*Document section*

****************************************

But at least Ernest Greene and Joanna Angel get their publicity’s worth…that is far more than the many sex workers and porn performers who are effectively silenced and rendered invisible to serve the ideology of TPOP. For all their emphasis on “gonzo” porn as the foundation of porn’s economic success, they ignore the basic fact that the predominant form of adult sexual media remains the Internet, where most sex acts  consist of  basic vanilla sex between couples, girl/girl sex, or solo sex featuring  women performing masturbation. Not to mention the fact that some of the most edgy forms of gonzo are being produced by women (and in many cases, all-girl flicks; see Kylie Ireland’s Slutzwerks Productions…and in particular her latest project Upload, or the Shane’s World series, or Tristan Taormino’s Chemistry and House of Ass series).  And I need not mention a woman named Nina, should I???

Also, why do a documentary that claims to be unbiased about porn and conveniently ignore actual female porn performers??  You know….Tera Patrick, Shyla Stylez, Gina Lynn, Ava Devine, Lisa Sparxxx, Melissa Lauren, Eva Lawerence, Sara Jay, Lanny Barbie….that list could go on ad infinitum.  Then there is that group of women who are NOT neccessarily full-time professional porn starlets who make out in the San Fernando Valley full time, but who may make porn at their own pace with their home-made websites:  Vicky Vette, Naughty Allie, Emma Starr, Wifey, et.  al. OL…and how about some interviews with some old school performers from the early days:  Cara Lott, Ginger Lynn, Amber Lynn, Keisha, Christy Canyon….that should be good for starters.  And then you have the few women who have parlayed their success into upper positions of production (Lisa Ann, who happens to run a highly successful adult talent agency, Lisa Ann’s Talent Management, while still managing  to remain relevant as a performer), Christie Hefner of Playboy, Alana Flynt of HUSTLER (who pretty much runs the day-to-day work there in her father’s absence)….surely any “unbiased and nonjudgmental” documentary would have made time to include these women as much as they tried to stack the deck with victimologists and erotophobes.

****************************************

*Document structure recognition records*
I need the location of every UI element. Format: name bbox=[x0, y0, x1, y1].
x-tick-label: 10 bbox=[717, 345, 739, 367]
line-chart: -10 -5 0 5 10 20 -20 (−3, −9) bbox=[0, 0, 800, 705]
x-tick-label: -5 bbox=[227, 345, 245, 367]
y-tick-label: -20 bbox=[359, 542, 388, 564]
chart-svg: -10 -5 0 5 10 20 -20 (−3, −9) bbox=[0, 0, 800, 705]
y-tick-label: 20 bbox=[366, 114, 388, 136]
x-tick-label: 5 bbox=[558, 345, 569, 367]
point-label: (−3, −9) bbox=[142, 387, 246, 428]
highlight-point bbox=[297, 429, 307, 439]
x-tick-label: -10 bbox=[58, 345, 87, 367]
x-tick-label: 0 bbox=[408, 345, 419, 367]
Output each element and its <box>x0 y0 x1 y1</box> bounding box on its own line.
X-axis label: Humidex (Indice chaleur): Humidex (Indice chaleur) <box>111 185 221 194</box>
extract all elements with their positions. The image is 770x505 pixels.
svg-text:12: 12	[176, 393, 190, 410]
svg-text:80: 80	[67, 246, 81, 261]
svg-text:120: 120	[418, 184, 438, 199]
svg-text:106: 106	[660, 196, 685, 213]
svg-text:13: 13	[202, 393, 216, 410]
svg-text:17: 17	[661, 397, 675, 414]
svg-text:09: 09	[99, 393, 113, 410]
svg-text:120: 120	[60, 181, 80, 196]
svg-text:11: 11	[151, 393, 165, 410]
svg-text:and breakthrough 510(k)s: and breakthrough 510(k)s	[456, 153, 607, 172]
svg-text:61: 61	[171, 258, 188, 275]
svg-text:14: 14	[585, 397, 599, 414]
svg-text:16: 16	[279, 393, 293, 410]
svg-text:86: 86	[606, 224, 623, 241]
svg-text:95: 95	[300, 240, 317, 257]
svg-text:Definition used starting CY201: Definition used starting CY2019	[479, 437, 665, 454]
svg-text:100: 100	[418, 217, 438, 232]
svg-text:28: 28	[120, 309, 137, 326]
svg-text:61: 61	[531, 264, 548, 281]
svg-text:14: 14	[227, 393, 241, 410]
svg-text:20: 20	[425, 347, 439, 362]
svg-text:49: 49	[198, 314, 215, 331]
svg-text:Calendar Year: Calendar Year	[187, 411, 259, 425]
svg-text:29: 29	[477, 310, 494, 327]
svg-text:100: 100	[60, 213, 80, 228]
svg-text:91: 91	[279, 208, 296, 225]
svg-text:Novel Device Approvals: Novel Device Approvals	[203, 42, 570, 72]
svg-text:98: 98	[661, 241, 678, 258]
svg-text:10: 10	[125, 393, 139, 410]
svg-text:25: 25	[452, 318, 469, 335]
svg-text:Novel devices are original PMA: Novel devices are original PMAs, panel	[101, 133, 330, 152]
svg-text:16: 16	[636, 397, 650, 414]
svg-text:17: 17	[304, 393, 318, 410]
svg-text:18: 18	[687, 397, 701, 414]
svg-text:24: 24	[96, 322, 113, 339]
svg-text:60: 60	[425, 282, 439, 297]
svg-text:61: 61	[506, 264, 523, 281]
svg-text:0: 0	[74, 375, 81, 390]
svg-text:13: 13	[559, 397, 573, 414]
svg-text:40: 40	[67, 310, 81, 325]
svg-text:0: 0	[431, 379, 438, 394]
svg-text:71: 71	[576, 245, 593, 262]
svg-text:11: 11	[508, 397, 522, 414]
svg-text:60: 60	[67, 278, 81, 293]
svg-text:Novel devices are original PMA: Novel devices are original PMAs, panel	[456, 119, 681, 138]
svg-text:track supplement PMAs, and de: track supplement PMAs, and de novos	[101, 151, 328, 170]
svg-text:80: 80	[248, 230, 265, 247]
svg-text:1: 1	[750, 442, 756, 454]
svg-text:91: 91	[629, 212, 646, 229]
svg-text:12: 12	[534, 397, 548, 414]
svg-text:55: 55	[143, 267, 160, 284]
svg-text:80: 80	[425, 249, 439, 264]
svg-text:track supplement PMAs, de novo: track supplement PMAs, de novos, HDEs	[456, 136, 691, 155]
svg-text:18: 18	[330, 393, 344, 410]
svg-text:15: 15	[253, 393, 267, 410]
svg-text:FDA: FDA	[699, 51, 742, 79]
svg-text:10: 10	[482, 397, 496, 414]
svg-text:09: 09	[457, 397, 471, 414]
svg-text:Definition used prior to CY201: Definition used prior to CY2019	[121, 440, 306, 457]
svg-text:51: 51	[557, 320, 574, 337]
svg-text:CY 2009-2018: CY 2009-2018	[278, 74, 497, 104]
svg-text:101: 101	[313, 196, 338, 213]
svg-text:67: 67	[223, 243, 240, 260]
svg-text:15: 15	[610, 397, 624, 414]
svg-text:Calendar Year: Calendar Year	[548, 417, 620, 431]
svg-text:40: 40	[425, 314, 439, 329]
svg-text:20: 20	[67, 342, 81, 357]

****************************************

*Requirement*
Write the next part of the critique of the porn documentary, picking up after its last sentence. The records have nothing to do with this.

*Result of this exercise*
Nope….any claim to be fair and balanced with this ‘”documentary” would be utterly diminished with the first word and the first image.

That this film will be represented as “the feminist and progressive voice” on the subject of pornography is a lie that almost rivals the “Saddam Hussein = WMDs” fallacy….in the absence of a serious vetting of its distortions and lies and outright falsehoods and slanders of innocent people by genuine feminists and leftists and progressives who take equality, diversity, pluralism, and free self-expression more seriously than just a roll of toliet paper, unfortunately, it is likely that such a travesty will take hold.  The Left is not nearly as immune to cranks and irresponsible, mean-spirited ideologues as they think, and the antipornfeminist movement is certainly an opening for not-so-progressive beliefs to take hold and consume even the most well meaning of activists. All the more reason to rise up and oppose this documentary while it is still in its infancy.

There may be a price for pleasure…but freedom shouldn’t be one to give away.  Some pleasures should not be sold out under any circumstances.